EXERCISE INSTRUCTIONS:
Tally up the lines where the string "JSON" appears; reply with the number only.

INPUT RECORDS:

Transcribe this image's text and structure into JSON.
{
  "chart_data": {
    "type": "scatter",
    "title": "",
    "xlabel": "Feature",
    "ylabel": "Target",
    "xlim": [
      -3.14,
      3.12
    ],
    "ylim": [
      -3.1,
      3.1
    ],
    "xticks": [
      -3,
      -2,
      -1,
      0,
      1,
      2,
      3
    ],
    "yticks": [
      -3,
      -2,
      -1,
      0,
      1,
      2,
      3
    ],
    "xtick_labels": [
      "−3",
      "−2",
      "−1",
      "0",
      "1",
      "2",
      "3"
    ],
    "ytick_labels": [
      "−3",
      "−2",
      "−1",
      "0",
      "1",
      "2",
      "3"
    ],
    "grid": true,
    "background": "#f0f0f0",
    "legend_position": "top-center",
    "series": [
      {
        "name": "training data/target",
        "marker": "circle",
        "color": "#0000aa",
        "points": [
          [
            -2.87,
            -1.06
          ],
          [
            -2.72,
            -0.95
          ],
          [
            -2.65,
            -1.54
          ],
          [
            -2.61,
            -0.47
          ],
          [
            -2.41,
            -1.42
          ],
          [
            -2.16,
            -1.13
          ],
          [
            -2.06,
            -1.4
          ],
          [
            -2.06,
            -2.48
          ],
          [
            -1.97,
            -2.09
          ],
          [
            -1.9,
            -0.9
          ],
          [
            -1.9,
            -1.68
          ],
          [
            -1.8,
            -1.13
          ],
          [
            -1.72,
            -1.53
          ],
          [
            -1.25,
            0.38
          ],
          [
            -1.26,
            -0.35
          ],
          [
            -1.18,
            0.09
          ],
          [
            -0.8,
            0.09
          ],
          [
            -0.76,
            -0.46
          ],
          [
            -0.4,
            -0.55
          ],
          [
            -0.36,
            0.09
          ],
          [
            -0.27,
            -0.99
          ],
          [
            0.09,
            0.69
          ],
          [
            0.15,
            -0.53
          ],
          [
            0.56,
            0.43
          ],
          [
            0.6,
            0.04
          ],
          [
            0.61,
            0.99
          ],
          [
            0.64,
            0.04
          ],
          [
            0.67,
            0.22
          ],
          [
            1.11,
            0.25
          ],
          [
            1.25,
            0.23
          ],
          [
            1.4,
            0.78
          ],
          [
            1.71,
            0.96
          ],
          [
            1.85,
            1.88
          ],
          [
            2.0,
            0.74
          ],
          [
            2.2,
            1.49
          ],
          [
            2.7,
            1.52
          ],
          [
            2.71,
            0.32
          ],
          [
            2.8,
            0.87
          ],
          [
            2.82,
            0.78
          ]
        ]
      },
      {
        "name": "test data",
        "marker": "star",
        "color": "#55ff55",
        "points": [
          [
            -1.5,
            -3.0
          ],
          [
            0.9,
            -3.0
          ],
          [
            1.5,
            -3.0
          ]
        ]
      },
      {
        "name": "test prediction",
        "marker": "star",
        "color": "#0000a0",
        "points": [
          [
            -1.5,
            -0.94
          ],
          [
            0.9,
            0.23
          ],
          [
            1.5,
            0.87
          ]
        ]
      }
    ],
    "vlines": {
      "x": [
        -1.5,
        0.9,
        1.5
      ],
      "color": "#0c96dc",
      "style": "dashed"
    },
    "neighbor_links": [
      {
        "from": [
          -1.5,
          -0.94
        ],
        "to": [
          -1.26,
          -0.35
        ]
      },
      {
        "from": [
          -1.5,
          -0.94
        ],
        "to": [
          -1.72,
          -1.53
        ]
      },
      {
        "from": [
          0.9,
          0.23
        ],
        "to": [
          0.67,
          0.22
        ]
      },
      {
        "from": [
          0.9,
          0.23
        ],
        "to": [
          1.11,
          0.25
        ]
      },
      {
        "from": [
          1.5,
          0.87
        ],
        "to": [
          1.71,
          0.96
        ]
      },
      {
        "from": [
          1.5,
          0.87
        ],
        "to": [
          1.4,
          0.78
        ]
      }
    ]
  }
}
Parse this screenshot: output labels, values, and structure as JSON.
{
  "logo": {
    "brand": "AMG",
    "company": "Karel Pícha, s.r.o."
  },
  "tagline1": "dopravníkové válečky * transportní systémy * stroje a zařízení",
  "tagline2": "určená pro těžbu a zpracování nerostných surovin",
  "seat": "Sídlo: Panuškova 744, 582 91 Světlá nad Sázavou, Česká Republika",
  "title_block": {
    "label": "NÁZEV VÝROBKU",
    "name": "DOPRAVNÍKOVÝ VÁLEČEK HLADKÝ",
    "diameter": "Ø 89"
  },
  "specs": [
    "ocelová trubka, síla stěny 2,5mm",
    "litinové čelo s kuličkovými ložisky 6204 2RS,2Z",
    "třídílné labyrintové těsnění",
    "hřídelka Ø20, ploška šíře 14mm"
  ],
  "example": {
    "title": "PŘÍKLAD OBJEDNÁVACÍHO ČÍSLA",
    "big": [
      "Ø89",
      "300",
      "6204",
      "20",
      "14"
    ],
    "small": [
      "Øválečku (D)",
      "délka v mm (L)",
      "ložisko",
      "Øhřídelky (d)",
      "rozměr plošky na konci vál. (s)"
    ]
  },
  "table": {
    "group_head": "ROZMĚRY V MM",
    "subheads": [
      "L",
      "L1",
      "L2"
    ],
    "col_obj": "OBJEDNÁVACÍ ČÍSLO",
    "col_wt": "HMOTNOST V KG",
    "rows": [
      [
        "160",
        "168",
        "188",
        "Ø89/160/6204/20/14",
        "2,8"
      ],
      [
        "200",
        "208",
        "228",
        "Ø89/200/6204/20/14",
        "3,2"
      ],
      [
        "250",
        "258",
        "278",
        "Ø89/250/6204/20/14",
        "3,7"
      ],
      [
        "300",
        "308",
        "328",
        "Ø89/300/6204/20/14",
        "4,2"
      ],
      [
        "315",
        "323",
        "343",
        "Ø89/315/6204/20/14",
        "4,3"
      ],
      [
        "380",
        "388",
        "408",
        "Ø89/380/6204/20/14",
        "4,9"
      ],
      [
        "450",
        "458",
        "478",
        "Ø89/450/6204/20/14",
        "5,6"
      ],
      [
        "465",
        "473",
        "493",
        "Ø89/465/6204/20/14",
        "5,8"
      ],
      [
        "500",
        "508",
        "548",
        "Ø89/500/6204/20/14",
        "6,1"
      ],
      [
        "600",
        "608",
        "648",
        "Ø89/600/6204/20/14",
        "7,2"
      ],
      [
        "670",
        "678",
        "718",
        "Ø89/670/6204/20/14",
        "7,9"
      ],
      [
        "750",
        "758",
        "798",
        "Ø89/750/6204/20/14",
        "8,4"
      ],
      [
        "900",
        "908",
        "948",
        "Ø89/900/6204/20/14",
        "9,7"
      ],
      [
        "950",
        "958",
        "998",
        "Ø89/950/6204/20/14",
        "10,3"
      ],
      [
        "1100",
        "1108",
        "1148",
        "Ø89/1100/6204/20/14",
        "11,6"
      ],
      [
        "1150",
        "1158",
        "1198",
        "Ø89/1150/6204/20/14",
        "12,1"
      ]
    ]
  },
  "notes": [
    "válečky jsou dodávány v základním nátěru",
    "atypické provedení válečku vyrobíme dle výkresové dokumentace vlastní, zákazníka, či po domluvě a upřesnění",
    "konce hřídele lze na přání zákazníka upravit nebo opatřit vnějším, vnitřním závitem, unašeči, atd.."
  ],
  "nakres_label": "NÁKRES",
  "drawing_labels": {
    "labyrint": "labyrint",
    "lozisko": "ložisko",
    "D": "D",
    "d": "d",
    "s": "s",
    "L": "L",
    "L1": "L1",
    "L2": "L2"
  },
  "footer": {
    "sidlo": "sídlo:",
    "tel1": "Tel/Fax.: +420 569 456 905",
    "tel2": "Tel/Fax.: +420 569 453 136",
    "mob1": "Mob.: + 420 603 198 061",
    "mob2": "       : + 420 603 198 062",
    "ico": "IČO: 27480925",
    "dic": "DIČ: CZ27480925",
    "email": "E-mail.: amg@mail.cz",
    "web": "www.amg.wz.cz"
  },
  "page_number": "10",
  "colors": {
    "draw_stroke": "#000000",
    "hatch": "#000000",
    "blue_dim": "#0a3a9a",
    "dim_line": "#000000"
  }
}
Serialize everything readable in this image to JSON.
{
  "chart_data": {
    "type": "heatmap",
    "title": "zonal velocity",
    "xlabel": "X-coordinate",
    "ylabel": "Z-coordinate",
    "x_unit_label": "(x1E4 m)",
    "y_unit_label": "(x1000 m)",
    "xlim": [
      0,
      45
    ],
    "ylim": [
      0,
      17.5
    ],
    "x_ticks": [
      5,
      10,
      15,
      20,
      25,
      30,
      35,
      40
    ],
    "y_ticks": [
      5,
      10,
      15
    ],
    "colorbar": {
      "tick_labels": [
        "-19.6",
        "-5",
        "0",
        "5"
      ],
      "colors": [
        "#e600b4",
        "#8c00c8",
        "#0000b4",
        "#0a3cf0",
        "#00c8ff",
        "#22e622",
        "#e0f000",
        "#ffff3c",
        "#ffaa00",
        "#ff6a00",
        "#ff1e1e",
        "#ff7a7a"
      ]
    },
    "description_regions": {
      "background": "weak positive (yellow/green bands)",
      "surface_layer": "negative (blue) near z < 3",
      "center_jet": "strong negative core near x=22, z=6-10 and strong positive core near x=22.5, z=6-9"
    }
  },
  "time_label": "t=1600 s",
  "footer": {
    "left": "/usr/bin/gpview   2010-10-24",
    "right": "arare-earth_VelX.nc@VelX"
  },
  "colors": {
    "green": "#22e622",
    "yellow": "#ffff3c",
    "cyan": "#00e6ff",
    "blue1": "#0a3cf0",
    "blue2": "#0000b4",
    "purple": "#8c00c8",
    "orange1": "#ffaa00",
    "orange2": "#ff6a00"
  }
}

RESPONSE TO THIS EXERCISE:
3